Task instructions: Render the following material again verbatim, leaving nothing out.

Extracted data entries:
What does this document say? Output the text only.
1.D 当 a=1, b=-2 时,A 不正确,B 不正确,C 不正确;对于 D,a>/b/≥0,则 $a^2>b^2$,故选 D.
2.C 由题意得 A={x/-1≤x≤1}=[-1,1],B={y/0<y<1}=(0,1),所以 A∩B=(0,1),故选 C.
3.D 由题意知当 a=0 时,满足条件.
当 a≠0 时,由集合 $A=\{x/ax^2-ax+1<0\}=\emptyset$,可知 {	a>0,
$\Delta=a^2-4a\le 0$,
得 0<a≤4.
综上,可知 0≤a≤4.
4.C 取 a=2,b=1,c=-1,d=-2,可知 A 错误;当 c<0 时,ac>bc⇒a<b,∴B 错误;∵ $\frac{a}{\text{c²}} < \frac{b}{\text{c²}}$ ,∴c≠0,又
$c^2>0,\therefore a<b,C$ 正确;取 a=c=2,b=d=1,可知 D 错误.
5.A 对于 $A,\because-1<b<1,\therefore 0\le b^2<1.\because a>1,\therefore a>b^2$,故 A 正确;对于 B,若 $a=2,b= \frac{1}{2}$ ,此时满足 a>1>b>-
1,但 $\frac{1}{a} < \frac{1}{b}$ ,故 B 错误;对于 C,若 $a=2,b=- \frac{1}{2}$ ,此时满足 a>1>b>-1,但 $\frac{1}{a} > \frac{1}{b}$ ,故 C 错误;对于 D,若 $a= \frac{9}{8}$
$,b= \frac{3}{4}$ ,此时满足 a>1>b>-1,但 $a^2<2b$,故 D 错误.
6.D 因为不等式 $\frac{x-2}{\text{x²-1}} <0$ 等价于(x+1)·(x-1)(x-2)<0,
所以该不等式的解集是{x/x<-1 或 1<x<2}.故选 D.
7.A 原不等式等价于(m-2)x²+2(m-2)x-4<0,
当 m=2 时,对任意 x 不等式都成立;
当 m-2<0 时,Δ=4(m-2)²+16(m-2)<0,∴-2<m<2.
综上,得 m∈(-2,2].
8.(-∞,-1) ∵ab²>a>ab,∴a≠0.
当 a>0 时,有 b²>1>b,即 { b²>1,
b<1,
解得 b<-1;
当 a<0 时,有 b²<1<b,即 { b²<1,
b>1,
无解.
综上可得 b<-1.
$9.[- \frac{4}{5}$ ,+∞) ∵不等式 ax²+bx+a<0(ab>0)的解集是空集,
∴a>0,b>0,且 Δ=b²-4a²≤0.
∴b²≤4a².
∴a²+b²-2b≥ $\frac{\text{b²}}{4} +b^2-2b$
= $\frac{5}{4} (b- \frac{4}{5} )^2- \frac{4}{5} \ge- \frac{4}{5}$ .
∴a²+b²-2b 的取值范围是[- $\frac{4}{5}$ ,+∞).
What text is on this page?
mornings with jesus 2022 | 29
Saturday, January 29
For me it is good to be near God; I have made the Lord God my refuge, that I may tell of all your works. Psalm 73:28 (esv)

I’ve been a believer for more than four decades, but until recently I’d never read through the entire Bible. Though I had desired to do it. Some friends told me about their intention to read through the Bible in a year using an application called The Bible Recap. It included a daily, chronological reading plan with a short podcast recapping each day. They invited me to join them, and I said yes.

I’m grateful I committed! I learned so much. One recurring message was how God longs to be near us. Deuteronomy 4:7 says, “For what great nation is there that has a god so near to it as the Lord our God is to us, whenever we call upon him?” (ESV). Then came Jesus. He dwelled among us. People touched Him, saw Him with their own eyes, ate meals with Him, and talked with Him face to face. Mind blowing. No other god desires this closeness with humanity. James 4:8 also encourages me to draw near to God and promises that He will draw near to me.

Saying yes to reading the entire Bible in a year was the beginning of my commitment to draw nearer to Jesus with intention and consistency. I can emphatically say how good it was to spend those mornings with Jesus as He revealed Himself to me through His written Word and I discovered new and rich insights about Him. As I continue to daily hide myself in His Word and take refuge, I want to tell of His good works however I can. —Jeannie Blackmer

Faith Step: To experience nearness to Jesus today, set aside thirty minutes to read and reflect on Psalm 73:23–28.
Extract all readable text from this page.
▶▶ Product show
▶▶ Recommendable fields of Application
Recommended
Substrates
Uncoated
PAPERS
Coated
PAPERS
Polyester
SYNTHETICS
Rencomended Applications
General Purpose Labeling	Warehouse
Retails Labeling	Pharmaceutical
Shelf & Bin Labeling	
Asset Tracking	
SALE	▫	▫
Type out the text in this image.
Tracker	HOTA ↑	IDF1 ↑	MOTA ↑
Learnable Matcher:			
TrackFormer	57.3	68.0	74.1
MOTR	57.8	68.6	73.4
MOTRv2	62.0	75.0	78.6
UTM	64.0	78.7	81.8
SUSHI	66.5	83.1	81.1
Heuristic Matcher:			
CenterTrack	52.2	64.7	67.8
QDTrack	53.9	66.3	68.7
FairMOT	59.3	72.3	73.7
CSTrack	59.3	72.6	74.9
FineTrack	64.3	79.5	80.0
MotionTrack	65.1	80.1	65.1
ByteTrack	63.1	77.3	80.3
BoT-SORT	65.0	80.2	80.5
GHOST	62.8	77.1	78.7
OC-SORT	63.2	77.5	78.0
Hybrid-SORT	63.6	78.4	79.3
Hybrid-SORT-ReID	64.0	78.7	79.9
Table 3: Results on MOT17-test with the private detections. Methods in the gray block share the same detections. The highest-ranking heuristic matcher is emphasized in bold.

Finished exercise:
What does this document say? Output the text only.
1.D 当 a=1, b=-2 时,A 不正确,B 不正确,C 不正确;对于 D,a>/b/≥0,则 $a^2>b^2$,故选 D.
2.C 由题意得 A={x/-1≤x≤1}=[-1,1],B={y/0<y<1}=(0,1),所以 A∩B=(0,1),故选 C.
3.D 由题意知当 a=0 时,满足条件.
当 a≠0 时,由集合 $A=\{x/ax^2-ax+1<0\}=\emptyset$,可知 {	a>0,
$\Delta=a^2-4a\le 0$,
得 0<a≤4.
综上,可知 0≤a≤4.
4.C 取 a=2,b=1,c=-1,d=-2,可知 A 错误;当 c<0 时,ac>bc⇒a<b,∴B 错误;∵ $\frac{a}{\text{c²}} < \frac{b}{\text{c²}}$ ,∴c≠0,又
$c^2>0,\therefore a<b,C$ 正确;取 a=c=2,b=d=1,可知 D 错误.
5.A 对于 $A,\because-1<b<1,\therefore 0\le b^2<1.\because a>1,\therefore a>b^2$,故 A 正确;对于 B,若 $a=2,b= \frac{1}{2}$ ,此时满足 a>1>b>-
1,但 $\frac{1}{a} < \frac{1}{b}$ ,故 B 错误;对于 C,若 $a=2,b=- \frac{1}{2}$ ,此时满足 a>1>b>-1,但 $\frac{1}{a} > \frac{1}{b}$ ,故 C 错误;对于 D,若 $a= \frac{9}{8}$
$,b= \frac{3}{4}$ ,此时满足 a>1>b>-1,但 $a^2<2b$,故 D 错误.
6.D 因为不等式 $\frac{x-2}{\text{x²-1}} <0$ 等价于(x+1)·(x-1)(x-2)<0,
所以该不等式的解集是{x/x<-1 或 1<x<2}.故选 D.
7.A 原不等式等价于(m-2)x²+2(m-2)x-4<0,
当 m=2 时,对任意 x 不等式都成立;
当 m-2<0 时,Δ=4(m-2)²+16(m-2)<0,∴-2<m<2.
综上,得 m∈(-2,2].
8.(-∞,-1) ∵ab²>a>ab,∴a≠0.
当 a>0 时,有 b²>1>b,即 { b²>1,
b<1,
解得 b<-1;
当 a<0 时,有 b²<1<b,即 { b²<1,
b>1,
无解.
综上可得 b<-1.
$9.[- \frac{4}{5}$ ,+∞) ∵不等式 ax²+bx+a<0(ab>0)的解集是空集,
∴a>0,b>0,且 Δ=b²-4a²≤0.
∴b²≤4a².
∴a²+b²-2b≥ $\frac{\text{b²}}{4} +b^2-2b$
= $\frac{5}{4} (b- \frac{4}{5} )^2- \frac{4}{5} \ge- \frac{4}{5}$ .
∴a²+b²-2b 的取值范围是[- $\frac{4}{5}$ ,+∞).
What text is on this page?
mornings with jesus 2022 | 29
Saturday, January 29
For me it is good to be near God; I have made the Lord God my refuge, that I may tell of all your works. Psalm 73:28 (esv)

I’ve been a believer for more than four decades, but until recently I’d never read through the entire Bible. Though I had desired to do it. Some friends told me about their intention to read through the Bible in a year using an application called The Bible Recap. It included a daily, chronological reading plan with a short podcast recapping each day. They invited me to join them, and I said yes.

I’m grateful I committed! I learned so much. One recurring message was how God longs to be near us. Deuteronomy 4:7 says, “For what great nation is there that has a god so near to it as the Lord our God is to us, whenever we call upon him?” (ESV). Then came Jesus. He dwelled among us. People touched Him, saw Him with their own eyes, ate meals with Him, and talked with Him face to face. Mind blowing. No other god desires this closeness with humanity. James 4:8 also encourages me to draw near to God and promises that He will draw near to me.

Saying yes to reading the entire Bible in a year was the beginning of my commitment to draw nearer to Jesus with intention and consistency. I can emphatically say how good it was to spend those mornings with Jesus as He revealed Himself to me through His written Word and I discovered new and rich insights about Him. As I continue to daily hide myself in His Word and take refuge, I want to tell of His good works however I can. —Jeannie Blackmer

Faith Step: To experience nearness to Jesus today, set aside thirty minutes to read and reflect on Psalm 73:23–28.
Extract all readable text from this page.
▶▶ Product show
▶▶ Recommendable fields of Application
Recommended
Substrates
Uncoated
PAPERS
Coated
PAPERS
Polyester
SYNTHETICS
Rencomended Applications
General Purpose Labeling	Warehouse
Retails Labeling	Pharmaceutical
Shelf & Bin Labeling	
Asset Tracking	
SALE	▫	▫
Type out the text in this image.
Tracker	HOTA ↑	IDF1 ↑	MOTA ↑
Learnable Matcher:			
TrackFormer	57.3	68.0	74.1
MOTR	57.8	68.6	73.4
MOTRv2	62.0	75.0	78.6
UTM	64.0	78.7	81.8
SUSHI	66.5	83.1	81.1
Heuristic Matcher:			
CenterTrack	52.2	64.7	67.8
QDTrack	53.9	66.3	68.7
FairMOT	59.3	72.3	73.7
CSTrack	59.3	72.6	74.9
FineTrack	64.3	79.5	80.0
MotionTrack	65.1	80.1	65.1
ByteTrack	63.1	77.3	80.3
BoT-SORT	65.0	80.2	80.5
GHOST	62.8	77.1	78.7
OC-SORT	63.2	77.5	78.0
Hybrid-SORT	63.6	78.4	79.3
Hybrid-SORT-ReID	64.0	78.7	79.9
Table 3: Results on MOT17-test with the private detections. Methods in the gray block share the same detections. The highest-ranking heuristic matcher is emphasized in bold.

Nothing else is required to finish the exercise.